▶ [Task requirements]
Reproduce the material word for word; the images stay out.

▶ [Task data]
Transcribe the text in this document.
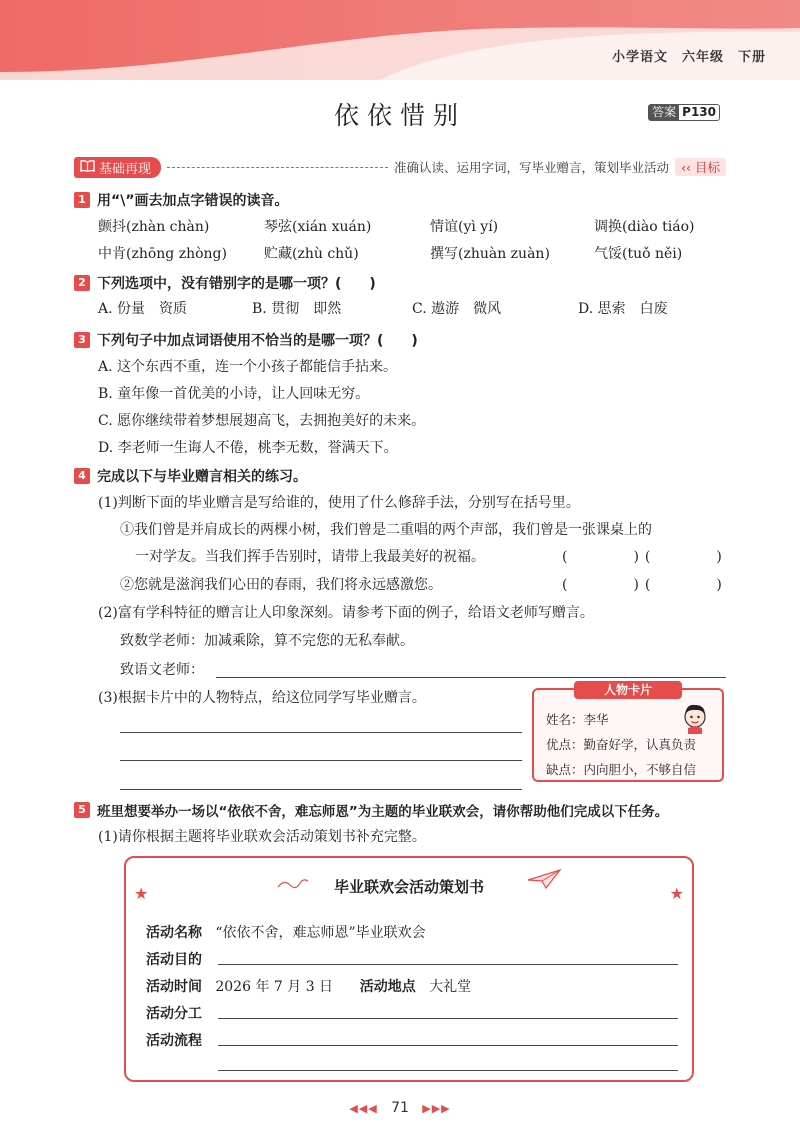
小学语文 六年级 下册
依依惜别	答案 P130
基础再现	准确认读、运用字词，写毕业赠言，策划毕业活动 ‹‹ 目标
1 用“\”画去加点字错误的读音。
颤抖(zhàn chàn)	琴弦(xián xuán)	情谊(yì yí)	调换(diào tiáo)
中肯(zhōng zhòng)	贮藏(zhù chǔ)	撰写(zhuàn zuàn)	气馁(tuǒ něi)
2 下列选项中，没有错别字的是哪一项？(　　)
A. 份量　资质	B. 贯彻　即然	C. 遨游　微风	D. 思索　白废
3 下列句子中加点词语使用不恰当的是哪一项？(　　)
A. 这个东西不重，连一个小孩子都能信手拈来。
B. 童年像一首优美的小诗，让人回味无穷。
C. 愿你继续带着梦想展翅高飞，去拥抱美好的未来。
D. 李老师一生诲人不倦，桃李无数，誉满天下。
4 完成以下与毕业赠言相关的练习。
(1)判断下面的毕业赠言是写给谁的，使用了什么修辞手法，分别写在括号里。
①我们曾是并肩成长的两棵小树，我们曾是二重唱的两个声部，我们曾是一张课桌上的
一对学友。当我们挥手告别时，请带上我最美好的祝福。	(　　　)(　　　)
②您就是滋润我们心田的春雨，我们将永远感激您。	(　　　)(　　　)
(2)富有学科特征的赠言让人印象深刻。请参考下面的例子，给语文老师写赠言。
致数学老师：加减乘除，算不完您的无私奉献。
致语文老师：
(3)根据卡片中的人物特点，给这位同学写毕业赠言。	人物卡片
姓名：李华
优点：勤奋好学，认真负责
缺点：内向胆小，不够自信
5 班里想要举办一场以“依依不舍，难忘师恩”为主题的毕业联欢会，请你帮助他们完成以下任务。
(1)请你根据主题将毕业联欢会活动策划书补充完整。
★	★
毕业联欢会活动策划书
活动名称 “依依不舍，难忘师恩”毕业联欢会
活动目的
活动时间 2026 年 7 月 3 日 活动地点 大礼堂
活动分工
活动流程
◀◀◀ 71 ▶▶▶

▶ [Solution]
Transcribe the text in this document.
小学语文 六年级 下册
依依惜别	答案 P130
基础再现	准确认读、运用字词，写毕业赠言，策划毕业活动 ‹‹ 目标
1 用“\”画去加点字错误的读音。
颤抖(zhàn chàn)	琴弦(xián xuán)	情谊(yì yí)	调换(diào tiáo)
中肯(zhōng zhòng)	贮藏(zhù chǔ)	撰写(zhuàn zuàn)	气馁(tuǒ něi)
2 下列选项中，没有错别字的是哪一项？(　　)
A. 份量　资质	B. 贯彻　即然	C. 遨游　微风	D. 思索　白废
3 下列句子中加点词语使用不恰当的是哪一项？(　　)
A. 这个东西不重，连一个小孩子都能信手拈来。
B. 童年像一首优美的小诗，让人回味无穷。
C. 愿你继续带着梦想展翅高飞，去拥抱美好的未来。
D. 李老师一生诲人不倦，桃李无数，誉满天下。
4 完成以下与毕业赠言相关的练习。
(1)判断下面的毕业赠言是写给谁的，使用了什么修辞手法，分别写在括号里。
①我们曾是并肩成长的两棵小树，我们曾是二重唱的两个声部，我们曾是一张课桌上的
一对学友。当我们挥手告别时，请带上我最美好的祝福。	(　　　)(　　　)
②您就是滋润我们心田的春雨，我们将永远感激您。	(　　　)(　　　)
(2)富有学科特征的赠言让人印象深刻。请参考下面的例子，给语文老师写赠言。
致数学老师：加减乘除，算不完您的无私奉献。
致语文老师：
(3)根据卡片中的人物特点，给这位同学写毕业赠言。	人物卡片
姓名：李华
优点：勤奋好学，认真负责
缺点：内向胆小，不够自信
5 班里想要举办一场以“依依不舍，难忘师恩”为主题的毕业联欢会，请你帮助他们完成以下任务。
(1)请你根据主题将毕业联欢会活动策划书补充完整。
★	★
毕业联欢会活动策划书
活动名称 “依依不舍，难忘师恩”毕业联欢会
活动目的
活动时间 2026 年 7 月 3 日 活动地点 大礼堂
活动分工
活动流程
◀◀◀ 71 ▶▶▶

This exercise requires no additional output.